▶

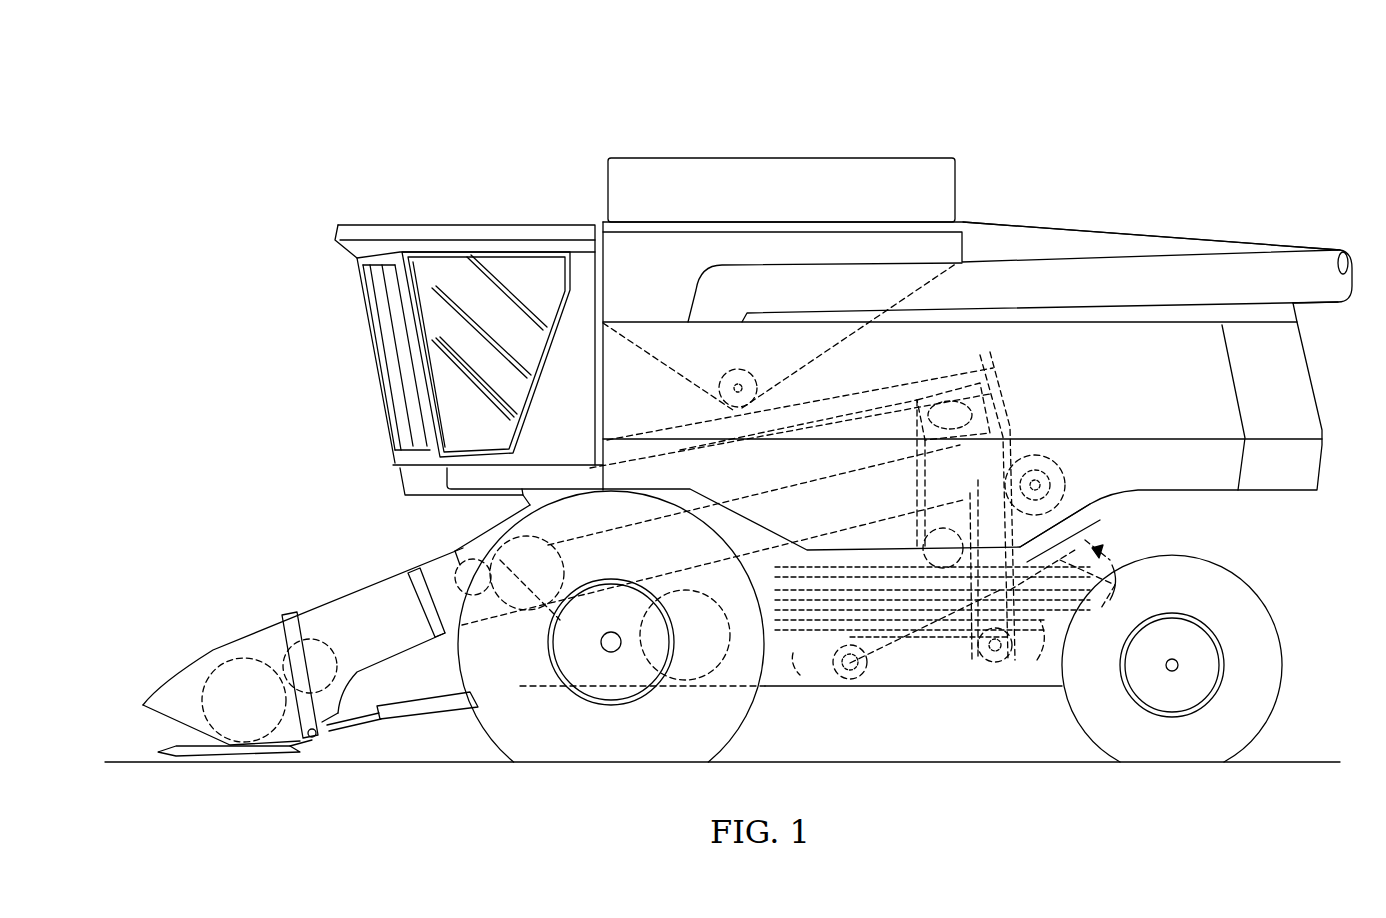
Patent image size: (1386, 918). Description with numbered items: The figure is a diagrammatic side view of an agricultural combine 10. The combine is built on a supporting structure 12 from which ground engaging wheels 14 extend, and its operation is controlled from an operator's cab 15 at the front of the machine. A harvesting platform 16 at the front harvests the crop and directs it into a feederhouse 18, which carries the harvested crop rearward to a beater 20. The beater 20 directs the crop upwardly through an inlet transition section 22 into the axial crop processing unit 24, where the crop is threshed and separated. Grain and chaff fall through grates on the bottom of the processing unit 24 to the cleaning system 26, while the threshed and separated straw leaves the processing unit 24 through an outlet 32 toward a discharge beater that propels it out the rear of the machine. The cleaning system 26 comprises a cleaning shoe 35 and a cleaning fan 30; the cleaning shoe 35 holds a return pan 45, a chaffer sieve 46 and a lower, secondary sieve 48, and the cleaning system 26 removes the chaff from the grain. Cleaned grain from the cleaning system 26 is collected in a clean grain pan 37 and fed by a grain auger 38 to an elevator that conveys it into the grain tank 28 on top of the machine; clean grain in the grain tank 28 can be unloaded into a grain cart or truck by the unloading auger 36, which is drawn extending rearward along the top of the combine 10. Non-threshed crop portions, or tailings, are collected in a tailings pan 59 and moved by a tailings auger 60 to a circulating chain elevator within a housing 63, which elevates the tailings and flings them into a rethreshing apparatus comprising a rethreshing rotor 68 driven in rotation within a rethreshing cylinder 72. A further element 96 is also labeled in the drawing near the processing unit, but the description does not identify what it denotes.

The agricultural combine 10 is at (1095, 145).
The supporting structure 12 is at (820, 688).
The ground engaging wheels 14 is at (731, 737).
The operator's cab 15 is at (380, 358).
The harvesting platform 16 is at (248, 642).
The feederhouse 18 is at (367, 590).
The beater 20 is at (500, 540).
The inlet transition section 22 is at (611, 642).
The axial crop processing unit 24 is at (847, 387).
The cleaning system 26 is at (1112, 548).
The grain tank 28 is at (757, 202).
The cleaning fan 30 is at (704, 690).
The outlet 32 is at (1062, 470).
The cleaning shoe 35 is at (1128, 582).
The unloading auger 36 is at (1325, 248).
The clean grain pan 37 is at (793, 680).
The grain auger 38 is at (883, 682).
The return pan 45 is at (1095, 538).
The chaffer sieve 46 is at (827, 578).
The secondary sieve 48 is at (870, 627).
The tailings pan 59 is at (1037, 665).
The tailings auger 60 is at (990, 665).
The housing 63 is at (1100, 498).
The rethreshing rotor 68 is at (988, 386).
The rethreshing cylinder 72 is at (932, 385).
The drive pulley 96 is at (922, 535).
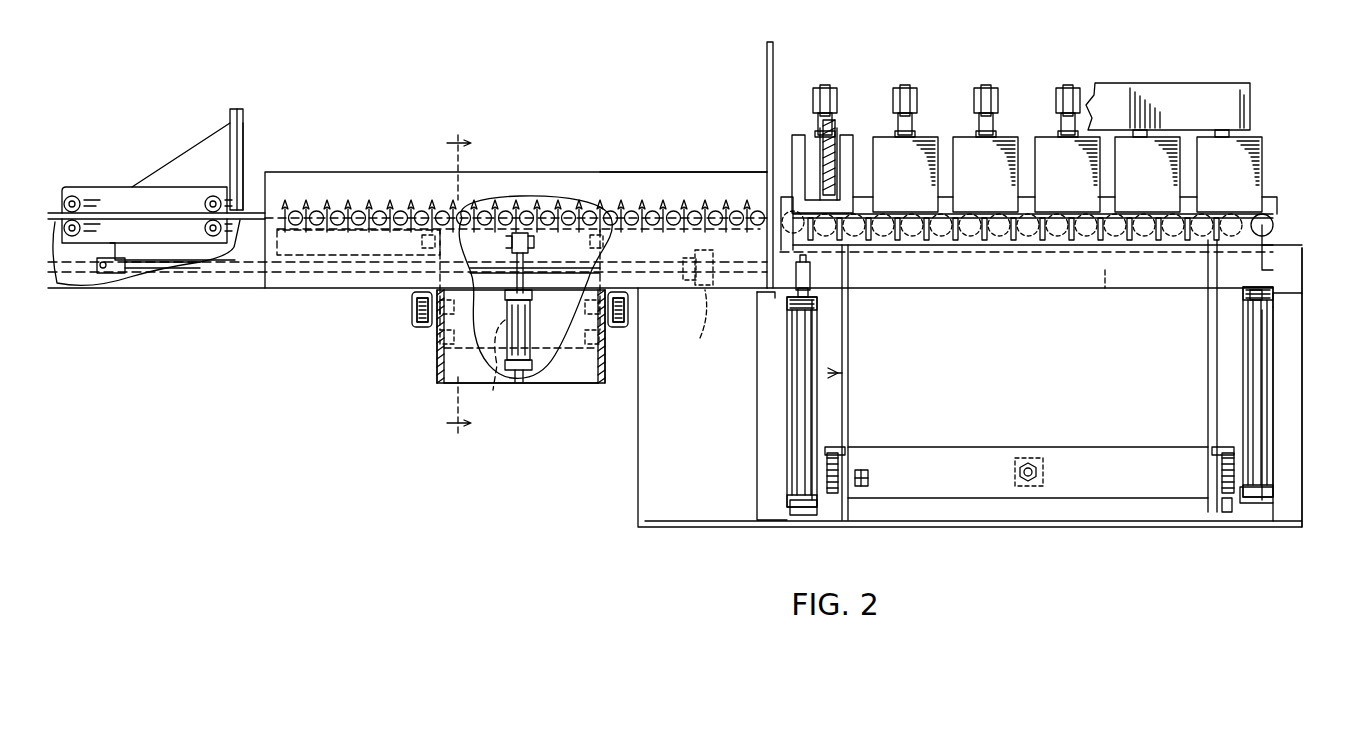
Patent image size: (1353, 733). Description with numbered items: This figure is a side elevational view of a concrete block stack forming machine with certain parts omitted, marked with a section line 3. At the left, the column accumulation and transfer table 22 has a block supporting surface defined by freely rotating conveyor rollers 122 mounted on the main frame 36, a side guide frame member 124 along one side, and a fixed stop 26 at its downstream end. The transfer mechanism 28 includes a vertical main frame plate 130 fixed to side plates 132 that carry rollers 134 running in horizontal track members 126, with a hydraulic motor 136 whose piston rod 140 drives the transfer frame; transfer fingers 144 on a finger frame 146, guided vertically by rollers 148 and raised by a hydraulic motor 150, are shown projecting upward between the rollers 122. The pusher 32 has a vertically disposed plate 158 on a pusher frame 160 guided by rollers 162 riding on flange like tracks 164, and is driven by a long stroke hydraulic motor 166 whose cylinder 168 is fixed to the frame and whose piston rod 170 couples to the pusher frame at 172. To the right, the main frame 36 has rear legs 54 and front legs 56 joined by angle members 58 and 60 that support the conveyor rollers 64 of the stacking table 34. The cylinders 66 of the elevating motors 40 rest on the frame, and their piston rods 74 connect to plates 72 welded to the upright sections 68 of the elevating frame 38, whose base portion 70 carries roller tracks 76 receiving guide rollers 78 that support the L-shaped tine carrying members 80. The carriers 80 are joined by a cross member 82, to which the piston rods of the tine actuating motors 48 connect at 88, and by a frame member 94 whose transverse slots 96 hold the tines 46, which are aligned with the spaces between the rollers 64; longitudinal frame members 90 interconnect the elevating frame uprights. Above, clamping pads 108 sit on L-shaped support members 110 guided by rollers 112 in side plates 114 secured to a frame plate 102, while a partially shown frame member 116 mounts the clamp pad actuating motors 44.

The section line 3- 3 is at (470, 283).
The column accumulation and transfer table 22 is at (403, 198).
The fixed stop 26 is at (767, 48).
The transfer mechanism 28 is at (580, 218).
The pusher 32 is at (258, 128).
The stacking table 34 is at (1041, 246).
The main frame 36 is at (672, 510).
The elevating frame 38 is at (870, 368).
The elevating motors 40 is at (792, 438).
The clamp pad actuating motors 44 is at (1053, 80).
The tines 46 is at (868, 238).
The tine actuating motors 48 is at (1040, 455).
The rear legs 54 is at (757, 407).
The front legs 56 is at (1275, 445).
The angle member 58 is at (770, 298).
The angle member 60 is at (1290, 293).
The conveyor rollers 64 is at (925, 235).
The cylinders 66 is at (815, 357).
The upright sections 68 is at (790, 258).
The base portion 70 is at (790, 505).
The plates 72 is at (812, 282).
The piston rods 74 is at (808, 297).
The roller tracks 76 is at (840, 455).
The guide rollers 78 is at (860, 488).
The tine carrying members 80 is at (848, 392).
The cross member 82 is at (1000, 455).
The connection 88 is at (1045, 470).
The frame members 90 is at (1053, 290).
The frame member 94 is at (972, 240).
The transverse slots 96 is at (928, 240).
The frame plate 102 is at (781, 205).
The clamping pads 108 is at (848, 135).
The clamping pad support member 110 is at (822, 150).
The rollers 112 is at (810, 117).
The side plates 114 is at (792, 158).
The frame member 116 is at (1195, 95).
The conveyor rollers 122 is at (530, 200).
The side guide frame member 124 is at (658, 185).
The horizontal track members 126 is at (410, 298).
The main frame plate 130 is at (545, 383).
The side plates 132 is at (437, 360).
The rollers 134 is at (420, 312).
The hydraulic motor 136 is at (488, 368).
The piston rod 140 is at (535, 264).
The transfer fingers 144 is at (340, 200).
The finger frame 146 is at (499, 245).
The rollers 148 is at (516, 371).
The hydraulic motor 150 is at (530, 335).
The plate 158 is at (245, 152).
The pusher frame 160 is at (118, 187).
The rollers 162 is at (205, 200).
The tracks 164 is at (140, 213).
The hydraulic motor 166 is at (697, 326).
The cylinder 168 is at (1105, 290).
The piston rod 170 is at (165, 270).
The coupling 172 is at (103, 273).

◀

▶ Aufgabe
Gib die ganze Liste oben noch einmal wieder und ersetze darin „Description with numbered items“ durch „Description of numbered parts“, ohne sonst etwas zu ändern. Lass die Bilder in deiner Antwort weg.

▶ Antwort
Patent image size: (1386, 918). Description of numbered parts: The figure is a diagrammatic side view of an agricultural combine 10. The combine is built on a supporting structure 12 from which ground engaging wheels 14 extend, and its operation is controlled from an operator's cab 15 at the front of the machine. A harvesting platform 16 at the front harvests the crop and directs it into a feederhouse 18, which carries the harvested crop rearward to a beater 20. The beater 20 directs the crop upwardly through an inlet transition section 22 into the axial crop processing unit 24, where the crop is threshed and separated. Grain and chaff fall through grates on the bottom of the processing unit 24 to the cleaning system 26, while the threshed and separated straw leaves the processing unit 24 through an outlet 32 toward a discharge beater that propels it out the rear of the machine. The cleaning system 26 comprises a cleaning shoe 35 and a cleaning fan 30; the cleaning shoe 35 holds a return pan 45, a chaffer sieve 46 and a lower, secondary sieve 48, and the cleaning system 26 removes the chaff from the grain. Cleaned grain from the cleaning system 26 is collected in a clean grain pan 37 and fed by a grain auger 38 to an elevator that conveys it into the grain tank 28 on top of the machine; clean grain in the grain tank 28 can be unloaded into a grain cart or truck by the unloading auger 36, which is drawn extending rearward along the top of the combine 10. Non-threshed crop portions, or tailings, are collected in a tailings pan 59 and moved by a tailings auger 60 to a circulating chain elevator within a housing 63, which elevates the tailings and flings them into a rethreshing apparatus comprising a rethreshing rotor 68 driven in rotation within a rethreshing cylinder 72. A further element 96 is also labeled in the drawing near the processing unit, but the description does not identify what it denotes.

The agricultural combine 10 is at (1095, 145).
The supporting structure 12 is at (820, 688).
The ground engaging wheels 14 is at (731, 737).
The operator's cab 15 is at (380, 358).
The harvesting platform 16 is at (248, 642).
The feederhouse 18 is at (367, 590).
The beater 20 is at (500, 540).
The inlet transition section 22 is at (611, 642).
The axial crop processing unit 24 is at (847, 387).
The cleaning system 26 is at (1112, 548).
The grain tank 28 is at (757, 202).
The cleaning fan 30 is at (704, 690).
The outlet 32 is at (1062, 470).
The cleaning shoe 35 is at (1128, 582).
The unloading auger 36 is at (1325, 248).
The clean grain pan 37 is at (793, 680).
The grain auger 38 is at (883, 682).
The return pan 45 is at (1095, 538).
The chaffer sieve 46 is at (827, 578).
The secondary sieve 48 is at (870, 627).
The tailings pan 59 is at (1037, 665).
The tailings auger 60 is at (990, 665).
The housing 63 is at (1100, 498).
The rethreshing rotor 68 is at (988, 386).
The rethreshing cylinder 72 is at (932, 385).
The drive pulley 96 is at (922, 535).
Patent image size: (1353, 733). Description of numbered parts: This figure is a side elevational view of a concrete block stack forming machine with certain parts omitted, marked with a section line 3. At the left, the column accumulation and transfer table 22 has a block supporting surface defined by freely rotating conveyor rollers 122 mounted on the main frame 36, a side guide frame member 124 along one side, and a fixed stop 26 at its downstream end. The transfer mechanism 28 includes a vertical main frame plate 130 fixed to side plates 132 that carry rollers 134 running in horizontal track members 126, with a hydraulic motor 136 whose piston rod 140 drives the transfer frame; transfer fingers 144 on a finger frame 146, guided vertically by rollers 148 and raised by a hydraulic motor 150, are shown projecting upward between the rollers 122. The pusher 32 has a vertically disposed plate 158 on a pusher frame 160 guided by rollers 162 riding on flange like tracks 164, and is driven by a long stroke hydraulic motor 166 whose cylinder 168 is fixed to the frame and whose piston rod 170 couples to the pusher frame at 172. To the right, the main frame 36 has rear legs 54 and front legs 56 joined by angle members 58 and 60 that support the conveyor rollers 64 of the stacking table 34. The cylinders 66 of the elevating motors 40 rest on the frame, and their piston rods 74 connect to plates 72 welded to the upright sections 68 of the elevating frame 38, whose base portion 70 carries roller tracks 76 receiving guide rollers 78 that support the L-shaped tine carrying members 80. The carriers 80 are joined by a cross member 82, to which the piston rods of the tine actuating motors 48 connect at 88, and by a frame member 94 whose transverse slots 96 hold the tines 46, which are aligned with the spaces between the rollers 64; longitudinal frame members 90 interconnect the elevating frame uprights. Above, clamping pads 108 sit on L-shaped support members 110 guided by rollers 112 in side plates 114 secured to a frame plate 102, while a partially shown frame member 116 mounts the clamp pad actuating motors 44.

The section line 3- 3 is at (470, 283).
The column accumulation and transfer table 22 is at (403, 198).
The fixed stop 26 is at (767, 48).
The transfer mechanism 28 is at (580, 218).
The pusher 32 is at (258, 128).
The stacking table 34 is at (1041, 246).
The main frame 36 is at (672, 510).
The elevating frame 38 is at (870, 368).
The elevating motors 40 is at (792, 438).
The clamp pad actuating motors 44 is at (1053, 80).
The tines 46 is at (868, 238).
The tine actuating motors 48 is at (1040, 455).
The rear legs 54 is at (757, 407).
The front legs 56 is at (1275, 445).
The angle member 58 is at (770, 298).
The angle member 60 is at (1290, 293).
The conveyor rollers 64 is at (925, 235).
The cylinders 66 is at (815, 357).
The upright sections 68 is at (790, 258).
The base portion 70 is at (790, 505).
The plates 72 is at (812, 282).
The piston rods 74 is at (808, 297).
The roller tracks 76 is at (840, 455).
The guide rollers 78 is at (860, 488).
The tine carrying members 80 is at (848, 392).
The cross member 82 is at (1000, 455).
The connection 88 is at (1045, 470).
The frame members 90 is at (1053, 290).
The frame member 94 is at (972, 240).
The transverse slots 96 is at (928, 240).
The frame plate 102 is at (781, 205).
The clamping pads 108 is at (848, 135).
The clamping pad support member 110 is at (822, 150).
The rollers 112 is at (810, 117).
The side plates 114 is at (792, 158).
The frame member 116 is at (1195, 95).
The conveyor rollers 122 is at (530, 200).
The side guide frame member 124 is at (658, 185).
The horizontal track members 126 is at (410, 298).
The main frame plate 130 is at (545, 383).
The side plates 132 is at (437, 360).
The rollers 134 is at (420, 312).
The hydraulic motor 136 is at (488, 368).
The piston rod 140 is at (535, 264).
The transfer fingers 144 is at (340, 200).
The finger frame 146 is at (499, 245).
The rollers 148 is at (516, 371).
The hydraulic motor 150 is at (530, 335).
The plate 158 is at (245, 152).
The pusher frame 160 is at (118, 187).
The rollers 162 is at (205, 200).
The tracks 164 is at (140, 213).
The hydraulic motor 166 is at (697, 326).
The cylinder 168 is at (1105, 290).
The piston rod 170 is at (165, 270).
The coupling 172 is at (103, 273).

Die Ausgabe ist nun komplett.